_Task details_
Gather all lines in the records below that include the word "enable".

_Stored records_
BEGIN

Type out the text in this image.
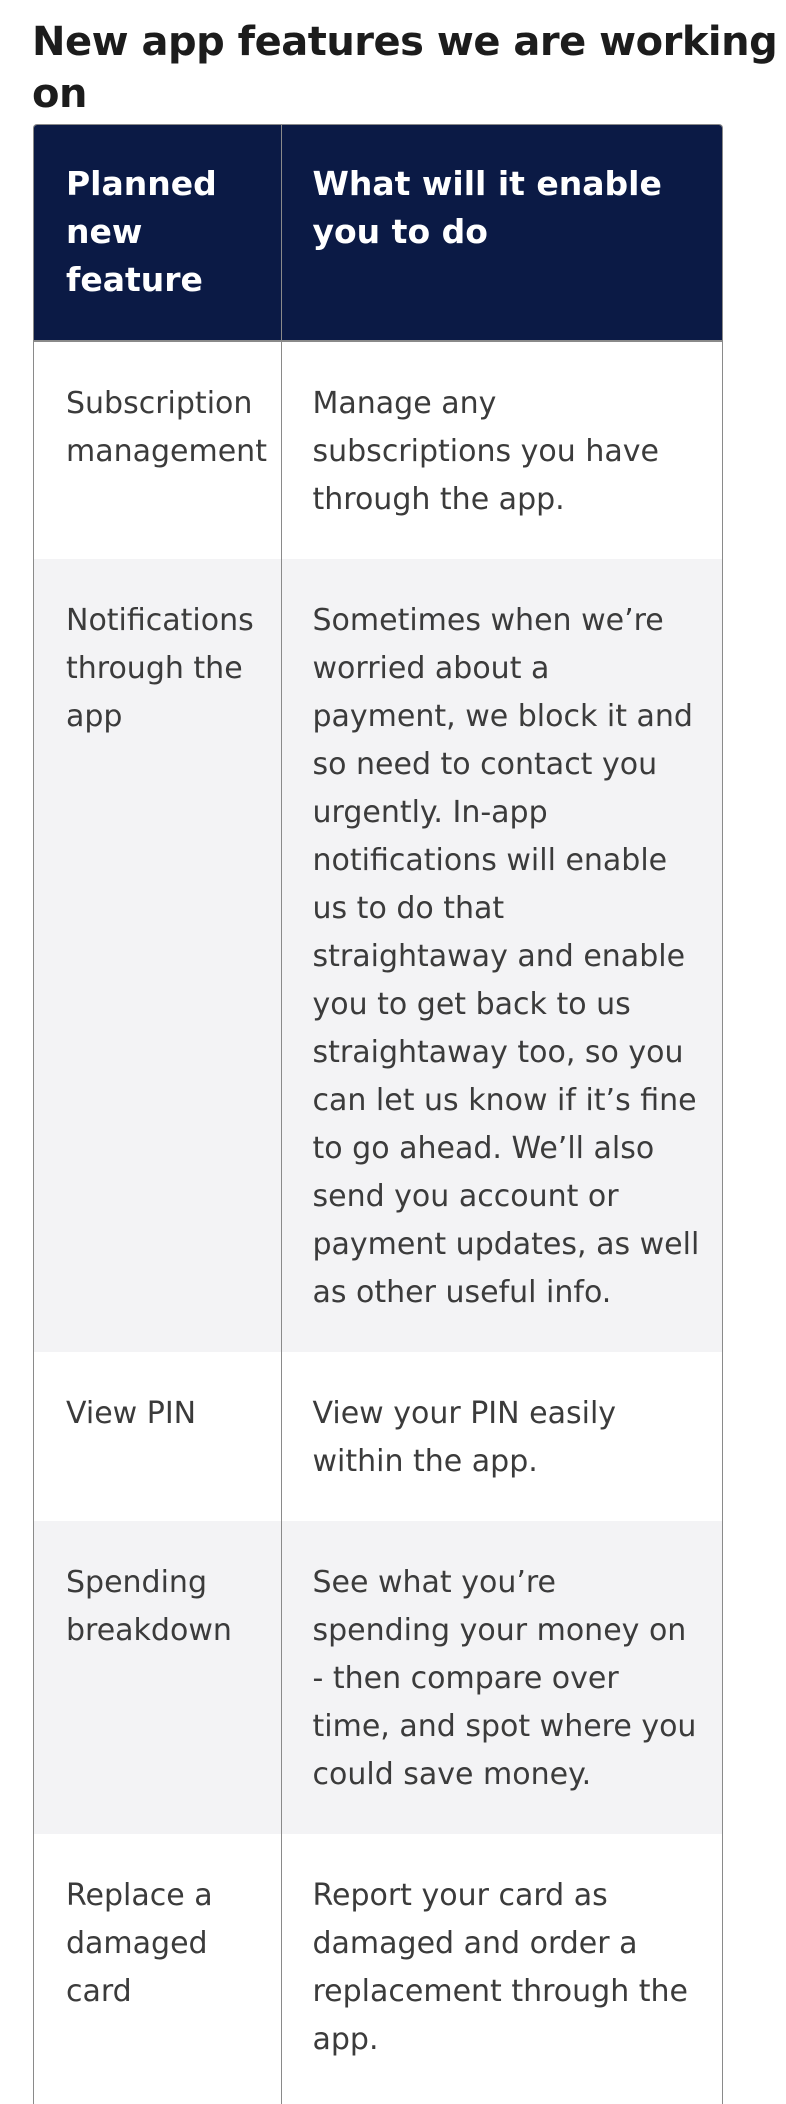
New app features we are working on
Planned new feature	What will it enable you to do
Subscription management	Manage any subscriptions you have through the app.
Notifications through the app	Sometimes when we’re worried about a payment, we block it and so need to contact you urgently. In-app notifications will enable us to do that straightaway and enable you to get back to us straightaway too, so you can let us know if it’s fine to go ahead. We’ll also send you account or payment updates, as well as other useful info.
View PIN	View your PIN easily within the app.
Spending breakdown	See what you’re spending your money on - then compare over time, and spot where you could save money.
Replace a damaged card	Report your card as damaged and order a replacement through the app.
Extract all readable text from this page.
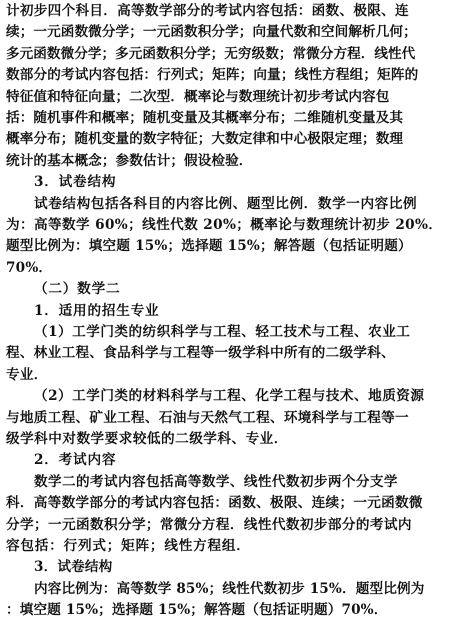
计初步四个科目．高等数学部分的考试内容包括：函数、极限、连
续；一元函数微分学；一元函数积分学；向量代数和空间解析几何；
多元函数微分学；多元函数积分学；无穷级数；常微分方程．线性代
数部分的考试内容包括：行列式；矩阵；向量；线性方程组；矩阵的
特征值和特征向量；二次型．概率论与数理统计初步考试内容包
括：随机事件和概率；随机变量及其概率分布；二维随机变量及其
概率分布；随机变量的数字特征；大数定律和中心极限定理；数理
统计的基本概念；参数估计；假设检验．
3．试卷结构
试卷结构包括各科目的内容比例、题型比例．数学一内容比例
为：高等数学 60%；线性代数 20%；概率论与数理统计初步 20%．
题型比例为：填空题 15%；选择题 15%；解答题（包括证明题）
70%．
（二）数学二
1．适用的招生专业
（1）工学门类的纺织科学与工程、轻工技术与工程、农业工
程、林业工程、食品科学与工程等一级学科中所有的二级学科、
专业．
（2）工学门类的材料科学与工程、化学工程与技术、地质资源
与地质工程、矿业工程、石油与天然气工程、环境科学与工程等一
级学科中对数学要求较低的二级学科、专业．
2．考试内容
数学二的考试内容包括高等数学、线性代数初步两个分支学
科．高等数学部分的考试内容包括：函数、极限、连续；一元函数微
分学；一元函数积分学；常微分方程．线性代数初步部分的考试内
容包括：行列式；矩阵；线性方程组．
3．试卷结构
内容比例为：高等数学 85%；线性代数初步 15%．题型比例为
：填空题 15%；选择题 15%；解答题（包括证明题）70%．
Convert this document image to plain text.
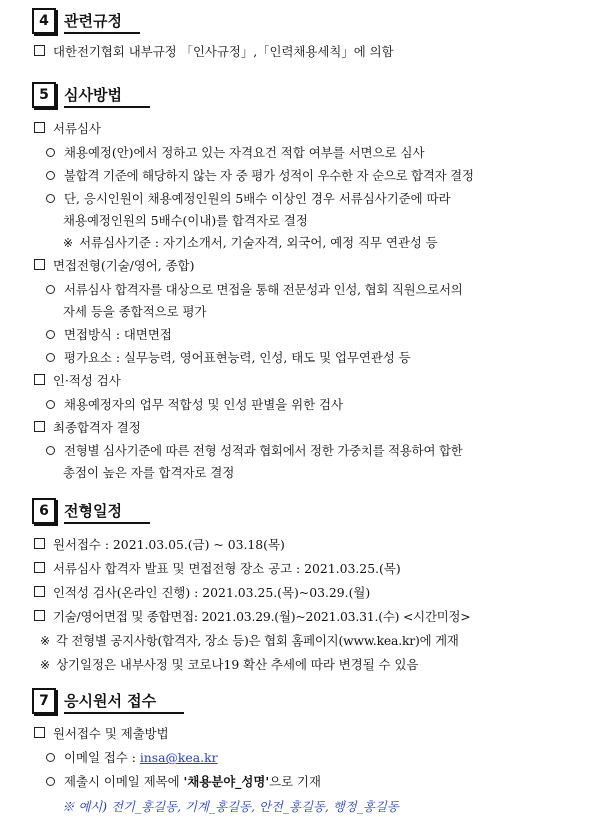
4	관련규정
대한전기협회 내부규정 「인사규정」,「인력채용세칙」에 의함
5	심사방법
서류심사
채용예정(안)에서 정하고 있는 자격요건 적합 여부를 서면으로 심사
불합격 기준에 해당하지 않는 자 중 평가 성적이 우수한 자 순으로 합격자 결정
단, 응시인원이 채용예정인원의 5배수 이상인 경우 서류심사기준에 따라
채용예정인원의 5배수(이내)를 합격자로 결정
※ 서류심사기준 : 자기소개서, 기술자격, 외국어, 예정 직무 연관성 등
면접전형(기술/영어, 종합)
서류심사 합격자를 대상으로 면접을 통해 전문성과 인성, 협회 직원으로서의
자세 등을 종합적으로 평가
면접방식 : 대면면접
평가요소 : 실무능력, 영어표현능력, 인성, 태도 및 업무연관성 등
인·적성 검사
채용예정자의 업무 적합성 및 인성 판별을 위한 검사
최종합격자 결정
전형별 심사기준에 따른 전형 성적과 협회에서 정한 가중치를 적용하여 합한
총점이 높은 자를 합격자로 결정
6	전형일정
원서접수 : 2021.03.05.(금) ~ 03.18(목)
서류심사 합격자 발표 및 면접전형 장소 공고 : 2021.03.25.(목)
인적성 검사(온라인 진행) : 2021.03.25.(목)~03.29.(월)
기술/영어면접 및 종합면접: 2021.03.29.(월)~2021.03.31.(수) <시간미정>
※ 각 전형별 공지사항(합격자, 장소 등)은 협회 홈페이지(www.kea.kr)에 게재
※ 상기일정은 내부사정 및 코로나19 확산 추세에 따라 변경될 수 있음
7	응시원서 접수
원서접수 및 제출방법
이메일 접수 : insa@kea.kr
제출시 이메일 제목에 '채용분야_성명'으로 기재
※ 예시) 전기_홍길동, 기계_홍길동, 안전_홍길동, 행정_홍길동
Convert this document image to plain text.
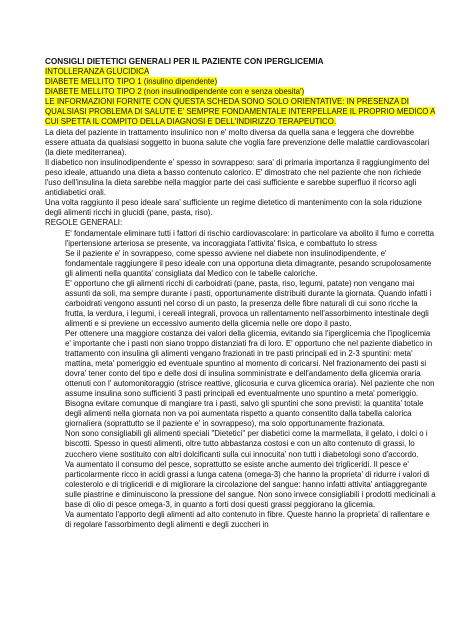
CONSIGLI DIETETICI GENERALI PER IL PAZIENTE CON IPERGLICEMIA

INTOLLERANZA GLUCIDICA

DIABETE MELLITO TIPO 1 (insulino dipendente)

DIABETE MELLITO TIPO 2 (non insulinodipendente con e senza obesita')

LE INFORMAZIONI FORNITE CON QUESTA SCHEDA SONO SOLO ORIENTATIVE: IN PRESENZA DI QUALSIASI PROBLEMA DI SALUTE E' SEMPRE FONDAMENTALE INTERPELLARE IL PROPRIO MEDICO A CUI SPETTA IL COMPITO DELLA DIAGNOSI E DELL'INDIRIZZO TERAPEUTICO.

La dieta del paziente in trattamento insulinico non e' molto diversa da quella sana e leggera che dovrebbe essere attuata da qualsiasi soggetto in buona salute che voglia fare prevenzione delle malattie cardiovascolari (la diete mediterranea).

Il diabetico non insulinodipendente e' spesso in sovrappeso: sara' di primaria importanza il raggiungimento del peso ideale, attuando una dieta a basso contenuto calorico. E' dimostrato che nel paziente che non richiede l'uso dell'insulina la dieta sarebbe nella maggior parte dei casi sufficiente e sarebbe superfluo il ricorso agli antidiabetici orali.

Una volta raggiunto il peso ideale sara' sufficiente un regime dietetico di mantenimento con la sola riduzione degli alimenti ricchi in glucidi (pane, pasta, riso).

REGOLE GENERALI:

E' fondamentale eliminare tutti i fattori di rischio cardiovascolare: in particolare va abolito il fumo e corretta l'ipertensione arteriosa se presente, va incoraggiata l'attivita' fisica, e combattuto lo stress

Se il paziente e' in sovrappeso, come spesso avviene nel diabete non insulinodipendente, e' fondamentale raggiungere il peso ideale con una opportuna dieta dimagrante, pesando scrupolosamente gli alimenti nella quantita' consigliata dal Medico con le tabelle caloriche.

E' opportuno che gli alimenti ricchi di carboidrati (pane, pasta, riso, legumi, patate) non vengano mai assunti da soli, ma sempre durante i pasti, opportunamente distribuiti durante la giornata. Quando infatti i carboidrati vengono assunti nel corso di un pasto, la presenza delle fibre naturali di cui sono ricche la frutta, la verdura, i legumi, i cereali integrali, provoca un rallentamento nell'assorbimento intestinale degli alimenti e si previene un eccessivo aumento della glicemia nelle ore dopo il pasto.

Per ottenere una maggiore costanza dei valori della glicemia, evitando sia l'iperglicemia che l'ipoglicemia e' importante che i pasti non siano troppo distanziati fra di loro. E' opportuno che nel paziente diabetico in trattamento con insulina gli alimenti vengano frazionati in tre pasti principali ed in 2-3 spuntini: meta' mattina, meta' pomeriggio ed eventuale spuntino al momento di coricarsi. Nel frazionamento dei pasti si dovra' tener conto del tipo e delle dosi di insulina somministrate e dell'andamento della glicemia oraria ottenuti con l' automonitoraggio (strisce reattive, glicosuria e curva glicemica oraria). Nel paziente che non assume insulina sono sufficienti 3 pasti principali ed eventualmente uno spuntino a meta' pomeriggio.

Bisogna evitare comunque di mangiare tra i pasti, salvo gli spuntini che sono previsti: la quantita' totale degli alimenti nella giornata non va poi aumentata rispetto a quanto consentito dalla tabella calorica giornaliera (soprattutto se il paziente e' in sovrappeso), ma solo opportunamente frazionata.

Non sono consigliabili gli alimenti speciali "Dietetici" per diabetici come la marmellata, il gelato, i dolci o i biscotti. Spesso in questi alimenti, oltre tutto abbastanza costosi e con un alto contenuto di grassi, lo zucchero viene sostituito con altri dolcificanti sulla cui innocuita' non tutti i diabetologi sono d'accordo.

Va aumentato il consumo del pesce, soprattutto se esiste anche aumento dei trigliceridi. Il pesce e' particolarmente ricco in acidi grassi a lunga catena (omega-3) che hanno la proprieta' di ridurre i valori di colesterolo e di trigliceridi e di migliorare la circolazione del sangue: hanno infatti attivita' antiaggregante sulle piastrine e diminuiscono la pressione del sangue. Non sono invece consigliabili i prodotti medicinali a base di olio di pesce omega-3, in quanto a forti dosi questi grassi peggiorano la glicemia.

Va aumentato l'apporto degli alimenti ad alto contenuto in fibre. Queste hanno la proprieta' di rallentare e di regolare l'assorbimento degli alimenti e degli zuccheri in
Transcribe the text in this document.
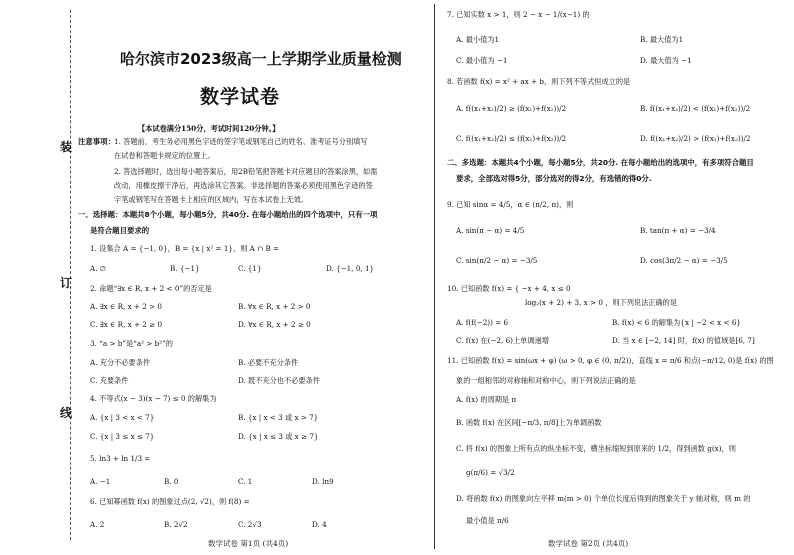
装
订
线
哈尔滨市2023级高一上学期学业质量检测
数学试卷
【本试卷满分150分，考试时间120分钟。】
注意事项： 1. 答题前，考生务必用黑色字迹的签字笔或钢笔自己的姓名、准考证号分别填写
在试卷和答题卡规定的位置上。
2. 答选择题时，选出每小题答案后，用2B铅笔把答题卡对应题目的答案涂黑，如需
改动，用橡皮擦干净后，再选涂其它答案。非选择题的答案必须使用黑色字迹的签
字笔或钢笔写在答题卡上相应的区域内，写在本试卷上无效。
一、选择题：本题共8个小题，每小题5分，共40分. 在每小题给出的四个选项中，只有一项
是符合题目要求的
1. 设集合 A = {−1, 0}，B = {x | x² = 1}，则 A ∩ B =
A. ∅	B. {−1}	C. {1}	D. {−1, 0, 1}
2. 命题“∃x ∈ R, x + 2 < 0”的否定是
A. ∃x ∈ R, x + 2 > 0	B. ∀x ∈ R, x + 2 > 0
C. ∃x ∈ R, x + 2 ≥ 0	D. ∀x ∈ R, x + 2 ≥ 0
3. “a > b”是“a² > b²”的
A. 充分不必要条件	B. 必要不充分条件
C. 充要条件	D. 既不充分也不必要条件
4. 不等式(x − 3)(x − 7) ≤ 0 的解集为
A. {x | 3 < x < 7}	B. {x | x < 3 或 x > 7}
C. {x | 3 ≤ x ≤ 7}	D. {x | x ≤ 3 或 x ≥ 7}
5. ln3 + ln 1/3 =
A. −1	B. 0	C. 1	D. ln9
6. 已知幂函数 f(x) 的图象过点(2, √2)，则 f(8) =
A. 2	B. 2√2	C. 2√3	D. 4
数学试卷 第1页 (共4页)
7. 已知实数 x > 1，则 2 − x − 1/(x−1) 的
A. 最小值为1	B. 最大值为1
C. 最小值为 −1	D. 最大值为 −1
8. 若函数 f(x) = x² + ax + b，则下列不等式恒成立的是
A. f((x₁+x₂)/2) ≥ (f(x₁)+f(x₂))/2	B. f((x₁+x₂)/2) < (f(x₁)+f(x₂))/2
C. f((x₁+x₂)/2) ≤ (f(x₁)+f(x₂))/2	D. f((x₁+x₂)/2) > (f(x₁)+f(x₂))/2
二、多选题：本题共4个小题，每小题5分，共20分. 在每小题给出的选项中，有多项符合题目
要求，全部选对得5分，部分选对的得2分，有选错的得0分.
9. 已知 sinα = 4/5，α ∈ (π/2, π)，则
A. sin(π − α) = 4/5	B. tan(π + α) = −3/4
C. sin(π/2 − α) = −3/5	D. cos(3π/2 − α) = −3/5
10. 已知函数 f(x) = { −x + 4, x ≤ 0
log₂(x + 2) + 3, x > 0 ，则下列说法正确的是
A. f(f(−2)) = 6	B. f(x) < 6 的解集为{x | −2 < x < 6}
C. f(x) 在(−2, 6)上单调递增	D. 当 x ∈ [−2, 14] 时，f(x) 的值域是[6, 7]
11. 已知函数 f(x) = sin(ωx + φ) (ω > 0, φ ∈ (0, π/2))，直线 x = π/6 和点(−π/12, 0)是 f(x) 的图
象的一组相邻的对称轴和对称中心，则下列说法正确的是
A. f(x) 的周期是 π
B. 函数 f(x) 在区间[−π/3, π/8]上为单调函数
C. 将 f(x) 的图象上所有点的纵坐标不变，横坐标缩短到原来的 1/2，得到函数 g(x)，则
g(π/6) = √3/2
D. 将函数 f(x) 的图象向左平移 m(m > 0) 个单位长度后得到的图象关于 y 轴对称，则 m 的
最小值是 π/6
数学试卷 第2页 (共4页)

END

_Task output_
Planned new feature	What will it enable you to do
Notifications through the app	Sometimes when we’re worried about a payment, we block it and so need to contact you urgently. In-app notifications will enable us to do that straightaway and enable you to get back to us straightaway too, so you can let us know if it’s fine to go ahead. We’ll also send you account or payment updates, as well as other useful info.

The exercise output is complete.